Entries provided:

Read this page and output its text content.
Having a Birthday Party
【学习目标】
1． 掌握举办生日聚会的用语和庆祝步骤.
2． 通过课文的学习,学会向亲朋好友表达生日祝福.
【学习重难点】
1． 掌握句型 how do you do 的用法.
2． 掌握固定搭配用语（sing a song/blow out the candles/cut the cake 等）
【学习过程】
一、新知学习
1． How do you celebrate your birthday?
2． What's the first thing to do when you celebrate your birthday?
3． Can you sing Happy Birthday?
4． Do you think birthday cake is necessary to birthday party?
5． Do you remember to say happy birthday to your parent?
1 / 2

What you have to do:
Transcribe the records above exactly as they appear.

Result of the task:
Read this page and output its text content.
Having a Birthday Party
【学习目标】
1． 掌握举办生日聚会的用语和庆祝步骤.
2． 通过课文的学习,学会向亲朋好友表达生日祝福.
【学习重难点】
1． 掌握句型 how do you do 的用法.
2． 掌握固定搭配用语（sing a song/blow out the candles/cut the cake 等）
【学习过程】
一、新知学习
1． How do you celebrate your birthday?
2． What's the first thing to do when you celebrate your birthday?
3． Can you sing Happy Birthday?
4． Do you think birthday cake is necessary to birthday party?
5． Do you remember to say happy birthday to your parent?
1 / 2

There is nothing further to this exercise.